Pictures do not belong in the copy. Return all of the entries exactly.

[BEGIN Source data]

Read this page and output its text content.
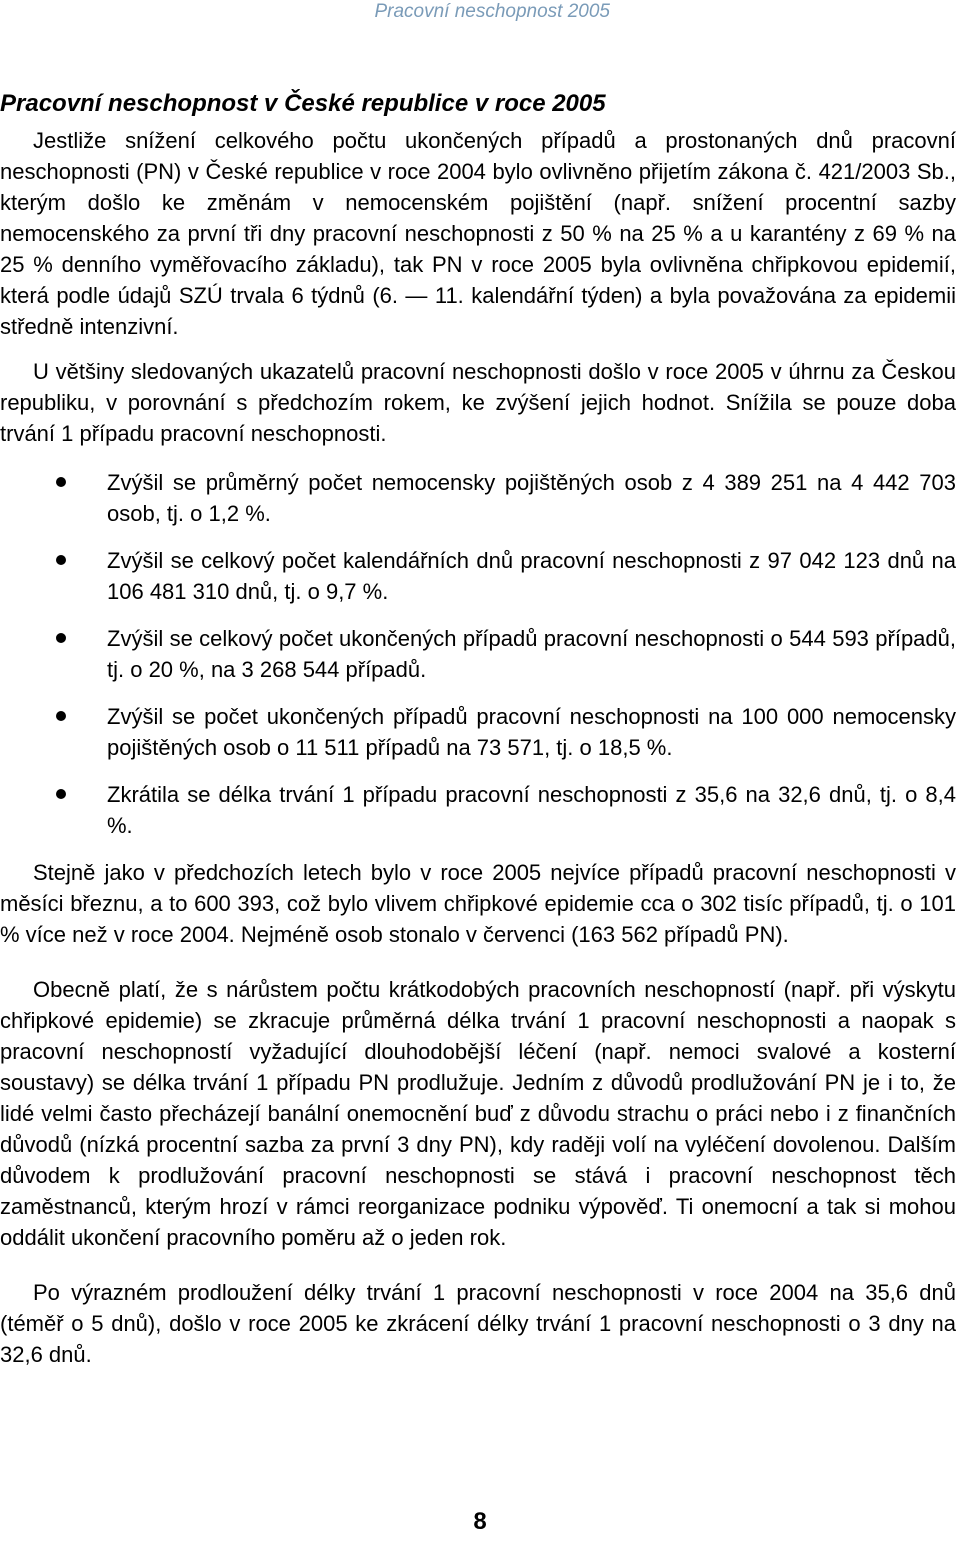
Pracovní neschopnost 2005
Pracovní neschopnost v České republice v roce 2005

Jestliže snížení celkového počtu ukončených případů a prostonaných dnů pracovní neschopnosti (PN) v České republice v roce 2004 bylo ovlivněno přijetím zákona č. 421/2003 Sb., kterým došlo ke změnám v nemocenském pojištění (např. snížení procentní sazby nemocenského za první tři dny pracovní neschopnosti z 50 % na 25 % a u karantény z 69 % na 25 % denního vyměřovacího základu), tak PN v roce 2005 byla ovlivněna chřipkovou epidemií, která podle údajů SZÚ trvala 6 týdnů (6. — 11. kalendářní týden) a byla považována za epidemii středně intenzivní.

U většiny sledovaných ukazatelů pracovní neschopnosti došlo v roce 2005 v úhrnu za Českou republiku, v porovnání s předchozím rokem, ke zvýšení jejich hodnot. Snížila se pouze doba trvání 1 případu pracovní neschopnosti.

Zvýšil se průměrný počet nemocensky pojištěných osob z 4 389 251 na 4 442 703 osob, tj. o 1,2 %.
Zvýšil se celkový počet kalendářních dnů pracovní neschopnosti z 97 042 123 dnů na 106 481 310 dnů, tj. o 9,7 %.
Zvýšil se celkový počet ukončených případů pracovní neschopnosti o 544 593 případů, tj. o 20 %, na 3 268 544 případů.
Zvýšil se počet ukončených případů pracovní neschopnosti na 100 000 nemocensky pojištěných osob o 11 511 případů na 73 571, tj. o 18,5 %.
Zkrátila se délka trvání 1 případu pracovní neschopnosti z 35,6 na 32,6 dnů, tj. o 8,4 %.

Stejně jako v předchozích letech bylo v roce 2005 nejvíce případů pracovní neschopnosti v měsíci březnu, a to 600 393, což bylo vlivem chřipkové epidemie cca o 302 tisíc případů, tj. o 101 % více než v roce 2004. Nejméně osob stonalo v červenci (163 562 případů PN).

Obecně platí, že s nárůstem počtu krátkodobých pracovních neschopností (např. při výskytu chřipkové epidemie) se zkracuje průměrná délka trvání 1 pracovní neschopnosti a naopak s pracovní neschopností vyžadující dlouhodobější léčení (např. nemoci svalové a kosterní soustavy) se délka trvání 1 případu PN prodlužuje. Jedním z důvodů prodlužování PN je i to, že lidé velmi často přecházejí banální onemocnění buď z důvodu strachu o práci nebo i z finančních důvodů (nízká procentní sazba za první 3 dny PN), kdy raději volí na vyléčení dovolenou. Dalším důvodem k prodlužování pracovní neschopnosti se stává i pracovní neschopnost těch zaměstnanců, kterým hrozí v rámci reorganizace podniku výpověď. Ti onemocní a tak si mohou oddálit ukončení pracovního poměru až o jeden rok.

Po výrazném prodloužení délky trvání 1 pracovní neschopnosti v roce 2004 na 35,6 dnů (téměř o 5 dnů), došlo v roce 2005 ke zkrácení délky trvání 1 pracovní neschopnosti o 3 dny na 32,6 dnů.

8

[END Source data]

__Answer to this task__
Read this page and output its text content.
Pracovní neschopnost 2005
Pracovní neschopnost v České republice v roce 2005

Jestliže snížení celkového počtu ukončených případů a prostonaných dnů pracovní neschopnosti (PN) v České republice v roce 2004 bylo ovlivněno přijetím zákona č. 421/2003 Sb., kterým došlo ke změnám v nemocenském pojištění (např. snížení procentní sazby nemocenského za první tři dny pracovní neschopnosti z 50 % na 25 % a u karantény z 69 % na 25 % denního vyměřovacího základu), tak PN v roce 2005 byla ovlivněna chřipkovou epidemií, která podle údajů SZÚ trvala 6 týdnů (6. — 11. kalendářní týden) a byla považována za epidemii středně intenzivní.

U většiny sledovaných ukazatelů pracovní neschopnosti došlo v roce 2005 v úhrnu za Českou republiku, v porovnání s předchozím rokem, ke zvýšení jejich hodnot. Snížila se pouze doba trvání 1 případu pracovní neschopnosti.

Zvýšil se průměrný počet nemocensky pojištěných osob z 4 389 251 na 4 442 703 osob, tj. o 1,2 %.
Zvýšil se celkový počet kalendářních dnů pracovní neschopnosti z 97 042 123 dnů na 106 481 310 dnů, tj. o 9,7 %.
Zvýšil se celkový počet ukončených případů pracovní neschopnosti o 544 593 případů, tj. o 20 %, na 3 268 544 případů.
Zvýšil se počet ukončených případů pracovní neschopnosti na 100 000 nemocensky pojištěných osob o 11 511 případů na 73 571, tj. o 18,5 %.
Zkrátila se délka trvání 1 případu pracovní neschopnosti z 35,6 na 32,6 dnů, tj. o 8,4 %.

Stejně jako v předchozích letech bylo v roce 2005 nejvíce případů pracovní neschopnosti v měsíci březnu, a to 600 393, což bylo vlivem chřipkové epidemie cca o 302 tisíc případů, tj. o 101 % více než v roce 2004. Nejméně osob stonalo v červenci (163 562 případů PN).

Obecně platí, že s nárůstem počtu krátkodobých pracovních neschopností (např. při výskytu chřipkové epidemie) se zkracuje průměrná délka trvání 1 pracovní neschopnosti a naopak s pracovní neschopností vyžadující dlouhodobější léčení (např. nemoci svalové a kosterní soustavy) se délka trvání 1 případu PN prodlužuje. Jedním z důvodů prodlužování PN je i to, že lidé velmi často přecházejí banální onemocnění buď z důvodu strachu o práci nebo i z finančních důvodů (nízká procentní sazba za první 3 dny PN), kdy raději volí na vyléčení dovolenou. Dalším důvodem k prodlužování pracovní neschopnosti se stává i pracovní neschopnost těch zaměstnanců, kterým hrozí v rámci reorganizace podniku výpověď. Ti onemocní a tak si mohou oddálit ukončení pracovního poměru až o jeden rok.

Po výrazném prodloužení délky trvání 1 pracovní neschopnosti v roce 2004 na 35,6 dnů (téměř o 5 dnů), došlo v roce 2005 ke zkrácení délky trvání 1 pracovní neschopnosti o 3 dny na 32,6 dnů.

8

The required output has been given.